REQUIRED ACTIONS
(A) Return the post on two crime stories below word for word, from "Tuesday, 13 March" to "his various habits.".
(B) Translate this sentence from the post on two crime stories below into Spanish: "Two contrasting stories about crime caught my eye today."

*** PASSAGE SHOWN Section Begins ***

Tuesday, 13 March 2007

A Contrast in Crime

Two contrasting stories about crime caught my eye today.

In the Times Online today:

A ten-year-boy considered so out of control that he was banned from a school for badly behaved children has become one of the youngest with an antisocial behaviour order.

Lewis Green, who has three criminal convictions, loves to get drunk, and smoke cigarettes and cannabis, and will steal from his own family to fund his various habits.

He has terrorised neighbours in Barnsley, South Yorkshire, where he has threatened other children with knives, stolen bicycles, shouted obscenities at pensioners and abused community support officers sent to impose order.


Meanwhile a Productivity Commission report here in Australia says:

NEVER mind the scaremongering, Australians are feeling increasingly relaxed and comfortable in their neighbourhoods, Productivity Commission figures suggest.

The proportion of Australians who believe physical assault to be a problem in their neighbourhood has plummeted from 56.5 per cent in 2003-04 to 38.6 per cent in 2005-06, according to the commission's 2007 report on government services.

*** PASSAGE SHOWN Section Ends ***
*** LISTED RECORDS Section Begins ***

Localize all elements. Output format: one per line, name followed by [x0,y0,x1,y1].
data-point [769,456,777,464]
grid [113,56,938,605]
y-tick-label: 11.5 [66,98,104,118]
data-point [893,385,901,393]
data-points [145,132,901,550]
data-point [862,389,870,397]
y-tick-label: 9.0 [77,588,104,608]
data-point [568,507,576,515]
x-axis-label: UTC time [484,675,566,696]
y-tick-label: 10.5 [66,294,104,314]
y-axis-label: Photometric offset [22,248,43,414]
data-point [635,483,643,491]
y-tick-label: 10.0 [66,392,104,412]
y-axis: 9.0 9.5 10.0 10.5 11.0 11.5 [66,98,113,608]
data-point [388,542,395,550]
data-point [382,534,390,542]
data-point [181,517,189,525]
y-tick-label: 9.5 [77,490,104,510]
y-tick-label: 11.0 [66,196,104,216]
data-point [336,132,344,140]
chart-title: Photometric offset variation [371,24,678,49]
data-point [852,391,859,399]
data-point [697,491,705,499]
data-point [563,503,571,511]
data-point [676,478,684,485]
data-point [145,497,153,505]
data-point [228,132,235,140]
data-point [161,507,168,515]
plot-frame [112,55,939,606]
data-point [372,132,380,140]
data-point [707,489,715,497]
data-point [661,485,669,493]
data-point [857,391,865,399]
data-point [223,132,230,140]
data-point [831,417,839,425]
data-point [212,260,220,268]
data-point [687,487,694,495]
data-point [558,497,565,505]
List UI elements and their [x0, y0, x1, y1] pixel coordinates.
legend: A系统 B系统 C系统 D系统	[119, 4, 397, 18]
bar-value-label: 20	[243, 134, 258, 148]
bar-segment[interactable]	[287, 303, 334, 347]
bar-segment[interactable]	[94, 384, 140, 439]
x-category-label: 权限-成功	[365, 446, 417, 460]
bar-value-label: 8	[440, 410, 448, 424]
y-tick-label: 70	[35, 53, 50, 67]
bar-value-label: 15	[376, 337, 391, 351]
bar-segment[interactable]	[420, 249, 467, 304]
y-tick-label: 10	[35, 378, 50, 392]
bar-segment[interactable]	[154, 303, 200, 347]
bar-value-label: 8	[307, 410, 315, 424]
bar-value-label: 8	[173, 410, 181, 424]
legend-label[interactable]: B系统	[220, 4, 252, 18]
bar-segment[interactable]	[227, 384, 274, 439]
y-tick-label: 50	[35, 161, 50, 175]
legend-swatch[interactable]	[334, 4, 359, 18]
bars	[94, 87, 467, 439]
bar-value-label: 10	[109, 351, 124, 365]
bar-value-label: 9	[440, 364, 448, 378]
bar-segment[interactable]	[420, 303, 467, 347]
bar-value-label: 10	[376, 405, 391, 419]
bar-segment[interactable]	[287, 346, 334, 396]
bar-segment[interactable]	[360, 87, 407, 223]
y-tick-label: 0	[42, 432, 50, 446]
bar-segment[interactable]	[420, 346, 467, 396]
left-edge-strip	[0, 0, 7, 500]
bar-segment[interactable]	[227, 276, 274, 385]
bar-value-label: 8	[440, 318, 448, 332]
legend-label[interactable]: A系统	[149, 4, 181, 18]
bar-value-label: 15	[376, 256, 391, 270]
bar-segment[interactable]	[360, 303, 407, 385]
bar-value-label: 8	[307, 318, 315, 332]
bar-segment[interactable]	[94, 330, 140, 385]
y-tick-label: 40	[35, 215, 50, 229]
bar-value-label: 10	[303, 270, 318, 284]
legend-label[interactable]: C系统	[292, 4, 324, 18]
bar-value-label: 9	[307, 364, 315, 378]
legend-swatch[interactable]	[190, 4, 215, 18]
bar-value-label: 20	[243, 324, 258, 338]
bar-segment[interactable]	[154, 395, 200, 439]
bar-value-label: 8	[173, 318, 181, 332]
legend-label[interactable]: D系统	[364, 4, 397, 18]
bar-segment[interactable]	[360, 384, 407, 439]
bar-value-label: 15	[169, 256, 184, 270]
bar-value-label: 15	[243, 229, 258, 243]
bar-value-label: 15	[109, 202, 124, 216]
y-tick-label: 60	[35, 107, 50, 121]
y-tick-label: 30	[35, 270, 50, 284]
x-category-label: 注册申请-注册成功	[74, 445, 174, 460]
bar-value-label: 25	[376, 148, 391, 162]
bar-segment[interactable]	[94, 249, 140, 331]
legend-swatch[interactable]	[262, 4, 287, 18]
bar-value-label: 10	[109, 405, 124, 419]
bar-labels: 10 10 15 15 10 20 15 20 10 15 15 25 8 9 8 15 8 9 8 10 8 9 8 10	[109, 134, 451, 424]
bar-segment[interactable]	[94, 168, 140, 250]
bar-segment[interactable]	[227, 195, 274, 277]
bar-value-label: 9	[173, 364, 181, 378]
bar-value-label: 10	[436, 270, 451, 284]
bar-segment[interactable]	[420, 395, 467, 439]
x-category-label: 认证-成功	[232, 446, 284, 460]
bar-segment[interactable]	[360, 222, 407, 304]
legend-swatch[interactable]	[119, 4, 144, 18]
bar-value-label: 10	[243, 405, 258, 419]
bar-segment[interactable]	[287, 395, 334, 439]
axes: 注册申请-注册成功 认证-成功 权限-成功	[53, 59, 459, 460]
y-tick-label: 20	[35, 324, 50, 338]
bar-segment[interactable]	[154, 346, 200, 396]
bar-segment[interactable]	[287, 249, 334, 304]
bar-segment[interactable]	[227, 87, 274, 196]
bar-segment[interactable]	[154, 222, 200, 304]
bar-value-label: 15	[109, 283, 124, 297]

*** LISTED RECORDS Section Ends ***

SOLUTIONS FOR EACH TASK
(A)
Tuesday, 13 March 2007

A Contrast in Crime

Two contrasting stories about crime caught my eye today.

In the Times Online today:

A ten-year-boy considered so out of control that he was banned from a school for badly behaved children has become one of the youngest with an antisocial behaviour order.

Lewis Green, who has three criminal convictions, loves to get drunk, and smoke cigarettes and cannabis, and will steal from his own family to fund his various habits.

(B) Hoy me llamaron la atención dos historias contrastantes sobre la delincuencia.